▶ _Stated exercise_: Skip every picture and transcribe the remaining material exactly.

Begin

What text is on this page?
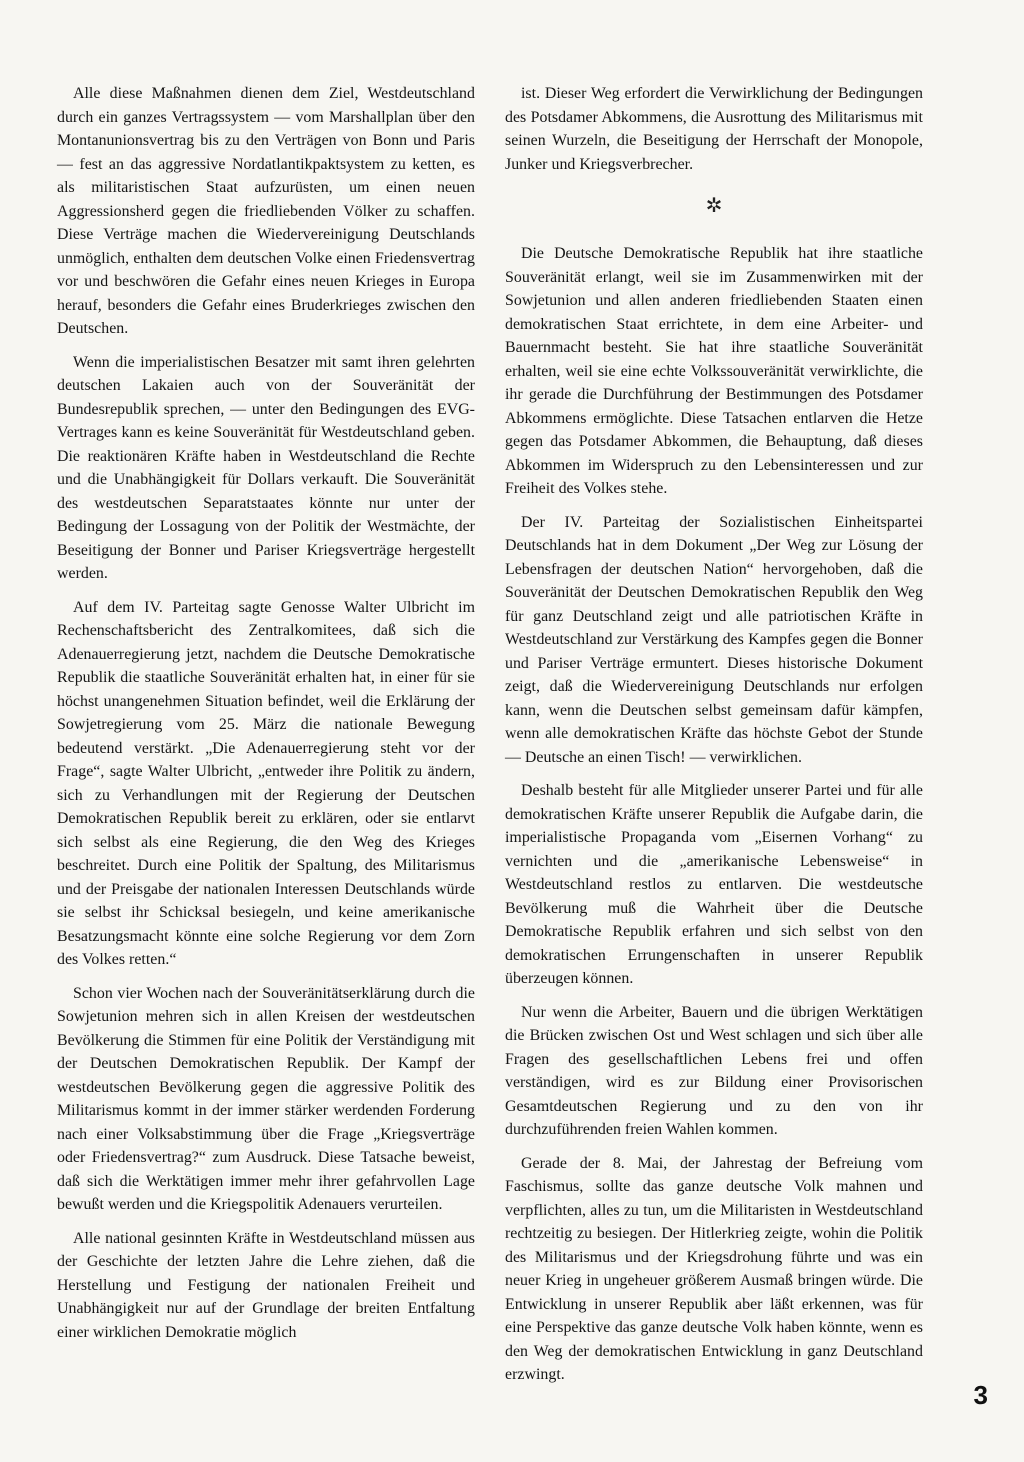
Alle diese Maßnahmen dienen dem Ziel, Westdeutschland durch ein ganzes Vertragssystem — vom Marshallplan über den Montanunionsvertrag bis zu den Verträgen von Bonn und Paris — fest an das aggressive Nordatlantikpaktsystem zu ketten, es als militaristischen Staat aufzurüsten, um einen neuen Aggressionsherd gegen die friedliebenden Völker zu schaffen. Diese Verträge machen die Wiedervereinigung Deutschlands unmöglich, enthalten dem deutschen Volke einen Friedensvertrag vor und beschwören die Gefahr eines neuen Krieges in Europa herauf, besonders die Gefahr eines Bruderkrieges zwischen den Deutschen.

Wenn die imperialistischen Besatzer mit samt ihren gelehrten deutschen Lakaien auch von der Souveränität der Bundesrepublik sprechen, — unter den Bedingungen des EVG-Vertrages kann es keine Souveränität für Westdeutschland geben. Die reaktionären Kräfte haben in Westdeutschland die Rechte und die Unabhängigkeit für Dollars verkauft. Die Souveränität des westdeutschen Separatstaates könnte nur unter der Bedingung der Lossagung von der Politik der Westmächte, der Beseitigung der Bonner und Pariser Kriegsverträge hergestellt werden.

Auf dem IV. Parteitag sagte Genosse Walter Ulbricht im Rechenschaftsbericht des Zentralkomitees, daß sich die Adenauerregierung jetzt, nachdem die Deutsche Demokratische Republik die staatliche Souveränität erhalten hat, in einer für sie höchst unangenehmen Situation befindet, weil die Erklärung der Sowjetregierung vom 25. März die nationale Bewegung bedeutend verstärkt. „Die Adenauerregierung steht vor der Frage“, sagte Walter Ulbricht, „entweder ihre Politik zu ändern, sich zu Verhandlungen mit der Regierung der Deutschen Demokratischen Republik bereit zu erklären, oder sie entlarvt sich selbst als eine Regierung, die den Weg des Krieges beschreitet. Durch eine Politik der Spaltung, des Militarismus und der Preisgabe der nationalen Interessen Deutschlands würde sie selbst ihr Schicksal besiegeln, und keine amerikanische Besatzungsmacht könnte eine solche Regierung vor dem Zorn des Volkes retten.“

Schon vier Wochen nach der Souveränitätserklärung durch die Sowjetunion mehren sich in allen Kreisen der westdeutschen Bevölkerung die Stimmen für eine Politik der Verständigung mit der Deutschen Demokratischen Republik. Der Kampf der westdeutschen Bevölkerung gegen die aggressive Politik des Militarismus kommt in der immer stärker werdenden Forderung nach einer Volksabstimmung über die Frage „Kriegsverträge oder Friedensvertrag?“ zum Ausdruck. Diese Tatsache beweist, daß sich die Werktätigen immer mehr ihrer gefahrvollen Lage bewußt werden und die Kriegspolitik Adenauers verurteilen.

Alle national gesinnten Kräfte in Westdeutschland müssen aus der Geschichte der letzten Jahre die Lehre ziehen, daß die Herstellung und Festigung der nationalen Freiheit und Unabhängigkeit nur auf der Grundlage der breiten Entfaltung einer wirklichen Demokratie möglich

ist. Dieser Weg erfordert die Verwirklichung der Bedingungen des Potsdamer Abkommens, die Ausrottung des Militarismus mit seinen Wurzeln, die Beseitigung der Herrschaft der Monopole, Junker und Kriegsverbrecher.

✲

Die Deutsche Demokratische Republik hat ihre staatliche Souveränität erlangt, weil sie im Zusammenwirken mit der Sowjetunion und allen anderen friedliebenden Staaten einen demokratischen Staat errichtete, in dem eine Arbeiter- und Bauernmacht besteht. Sie hat ihre staatliche Souveränität erhalten, weil sie eine echte Volkssouveränität verwirklichte, die ihr gerade die Durchführung der Bestimmungen des Potsdamer Abkommens ermöglichte. Diese Tatsachen entlarven die Hetze gegen das Potsdamer Abkommen, die Behauptung, daß dieses Abkommen im Widerspruch zu den Lebensinteressen und zur Freiheit des Volkes stehe.

Der IV. Parteitag der Sozialistischen Einheitspartei Deutschlands hat in dem Dokument „Der Weg zur Lösung der Lebensfragen der deutschen Nation“ hervorgehoben, daß die Souveränität der Deutschen Demokratischen Republik den Weg für ganz Deutschland zeigt und alle patriotischen Kräfte in Westdeutschland zur Verstärkung des Kampfes gegen die Bonner und Pariser Verträge ermuntert. Dieses historische Dokument zeigt, daß die Wiedervereinigung Deutschlands nur erfolgen kann, wenn die Deutschen selbst gemeinsam dafür kämpfen, wenn alle demokratischen Kräfte das höchste Gebot der Stunde — Deutsche an einen Tisch! — verwirklichen.

Deshalb besteht für alle Mitglieder unserer Partei und für alle demokratischen Kräfte unserer Republik die Aufgabe darin, die imperialistische Propaganda vom „Eisernen Vorhang“ zu vernichten und die „amerikanische Lebensweise“ in Westdeutschland restlos zu entlarven. Die westdeutsche Bevölkerung muß die Wahrheit über die Deutsche Demokratische Republik erfahren und sich selbst von den demokratischen Errungenschaften in unserer Republik überzeugen können.

Nur wenn die Arbeiter, Bauern und die übrigen Werktätigen die Brücken zwischen Ost und West schlagen und sich über alle Fragen des gesellschaftlichen Lebens frei und offen verständigen, wird es zur Bildung einer Provisorischen Gesamtdeutschen Regierung und zu den von ihr durchzuführenden freien Wahlen kommen.

Gerade der 8. Mai, der Jahrestag der Befreiung vom Faschismus, sollte das ganze deutsche Volk mahnen und verpflichten, alles zu tun, um die Militaristen in Westdeutschland rechtzeitig zu besiegen. Der Hitlerkrieg zeigte, wohin die Politik des Militarismus und der Kriegsdrohung führte und was ein neuer Krieg in ungeheuer größerem Ausmaß bringen würde. Die Entwicklung in unserer Republik aber läßt erkennen, was für eine Perspektive das ganze deutsche Volk haben könnte, wenn es den Weg der demokratischen Entwicklung in ganz Deutschland erzwingt.

3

End

▶ _Output of the exercise_:
What text is on this page?
Alle diese Maßnahmen dienen dem Ziel, Westdeutschland durch ein ganzes Vertragssystem — vom Marshallplan über den Montanunionsvertrag bis zu den Verträgen von Bonn und Paris — fest an das aggressive Nordatlantikpaktsystem zu ketten, es als militaristischen Staat aufzurüsten, um einen neuen Aggressionsherd gegen die friedliebenden Völker zu schaffen. Diese Verträge machen die Wiedervereinigung Deutschlands unmöglich, enthalten dem deutschen Volke einen Friedensvertrag vor und beschwören die Gefahr eines neuen Krieges in Europa herauf, besonders die Gefahr eines Bruderkrieges zwischen den Deutschen.

Wenn die imperialistischen Besatzer mit samt ihren gelehrten deutschen Lakaien auch von der Souveränität der Bundesrepublik sprechen, — unter den Bedingungen des EVG-Vertrages kann es keine Souveränität für Westdeutschland geben. Die reaktionären Kräfte haben in Westdeutschland die Rechte und die Unabhängigkeit für Dollars verkauft. Die Souveränität des westdeutschen Separatstaates könnte nur unter der Bedingung der Lossagung von der Politik der Westmächte, der Beseitigung der Bonner und Pariser Kriegsverträge hergestellt werden.

Auf dem IV. Parteitag sagte Genosse Walter Ulbricht im Rechenschaftsbericht des Zentralkomitees, daß sich die Adenauerregierung jetzt, nachdem die Deutsche Demokratische Republik die staatliche Souveränität erhalten hat, in einer für sie höchst unangenehmen Situation befindet, weil die Erklärung der Sowjetregierung vom 25. März die nationale Bewegung bedeutend verstärkt. „Die Adenauerregierung steht vor der Frage“, sagte Walter Ulbricht, „entweder ihre Politik zu ändern, sich zu Verhandlungen mit der Regierung der Deutschen Demokratischen Republik bereit zu erklären, oder sie entlarvt sich selbst als eine Regierung, die den Weg des Krieges beschreitet. Durch eine Politik der Spaltung, des Militarismus und der Preisgabe der nationalen Interessen Deutschlands würde sie selbst ihr Schicksal besiegeln, und keine amerikanische Besatzungsmacht könnte eine solche Regierung vor dem Zorn des Volkes retten.“

Schon vier Wochen nach der Souveränitätserklärung durch die Sowjetunion mehren sich in allen Kreisen der westdeutschen Bevölkerung die Stimmen für eine Politik der Verständigung mit der Deutschen Demokratischen Republik. Der Kampf der westdeutschen Bevölkerung gegen die aggressive Politik des Militarismus kommt in der immer stärker werdenden Forderung nach einer Volksabstimmung über die Frage „Kriegsverträge oder Friedensvertrag?“ zum Ausdruck. Diese Tatsache beweist, daß sich die Werktätigen immer mehr ihrer gefahrvollen Lage bewußt werden und die Kriegspolitik Adenauers verurteilen.

Alle national gesinnten Kräfte in Westdeutschland müssen aus der Geschichte der letzten Jahre die Lehre ziehen, daß die Herstellung und Festigung der nationalen Freiheit und Unabhängigkeit nur auf der Grundlage der breiten Entfaltung einer wirklichen Demokratie möglich

ist. Dieser Weg erfordert die Verwirklichung der Bedingungen des Potsdamer Abkommens, die Ausrottung des Militarismus mit seinen Wurzeln, die Beseitigung der Herrschaft der Monopole, Junker und Kriegsverbrecher.

✲

Die Deutsche Demokratische Republik hat ihre staatliche Souveränität erlangt, weil sie im Zusammenwirken mit der Sowjetunion und allen anderen friedliebenden Staaten einen demokratischen Staat errichtete, in dem eine Arbeiter- und Bauernmacht besteht. Sie hat ihre staatliche Souveränität erhalten, weil sie eine echte Volkssouveränität verwirklichte, die ihr gerade die Durchführung der Bestimmungen des Potsdamer Abkommens ermöglichte. Diese Tatsachen entlarven die Hetze gegen das Potsdamer Abkommen, die Behauptung, daß dieses Abkommen im Widerspruch zu den Lebensinteressen und zur Freiheit des Volkes stehe.

Der IV. Parteitag der Sozialistischen Einheitspartei Deutschlands hat in dem Dokument „Der Weg zur Lösung der Lebensfragen der deutschen Nation“ hervorgehoben, daß die Souveränität der Deutschen Demokratischen Republik den Weg für ganz Deutschland zeigt und alle patriotischen Kräfte in Westdeutschland zur Verstärkung des Kampfes gegen die Bonner und Pariser Verträge ermuntert. Dieses historische Dokument zeigt, daß die Wiedervereinigung Deutschlands nur erfolgen kann, wenn die Deutschen selbst gemeinsam dafür kämpfen, wenn alle demokratischen Kräfte das höchste Gebot der Stunde — Deutsche an einen Tisch! — verwirklichen.

Deshalb besteht für alle Mitglieder unserer Partei und für alle demokratischen Kräfte unserer Republik die Aufgabe darin, die imperialistische Propaganda vom „Eisernen Vorhang“ zu vernichten und die „amerikanische Lebensweise“ in Westdeutschland restlos zu entlarven. Die westdeutsche Bevölkerung muß die Wahrheit über die Deutsche Demokratische Republik erfahren und sich selbst von den demokratischen Errungenschaften in unserer Republik überzeugen können.

Nur wenn die Arbeiter, Bauern und die übrigen Werktätigen die Brücken zwischen Ost und West schlagen und sich über alle Fragen des gesellschaftlichen Lebens frei und offen verständigen, wird es zur Bildung einer Provisorischen Gesamtdeutschen Regierung und zu den von ihr durchzuführenden freien Wahlen kommen.

Gerade der 8. Mai, der Jahrestag der Befreiung vom Faschismus, sollte das ganze deutsche Volk mahnen und verpflichten, alles zu tun, um die Militaristen in Westdeutschland rechtzeitig zu besiegen. Der Hitlerkrieg zeigte, wohin die Politik des Militarismus und der Kriegsdrohung führte und was ein neuer Krieg in ungeheuer größerem Ausmaß bringen würde. Die Entwicklung in unserer Republik aber läßt erkennen, was für eine Perspektive das ganze deutsche Volk haben könnte, wenn es den Weg der demokratischen Entwicklung in ganz Deutschland erzwingt.

3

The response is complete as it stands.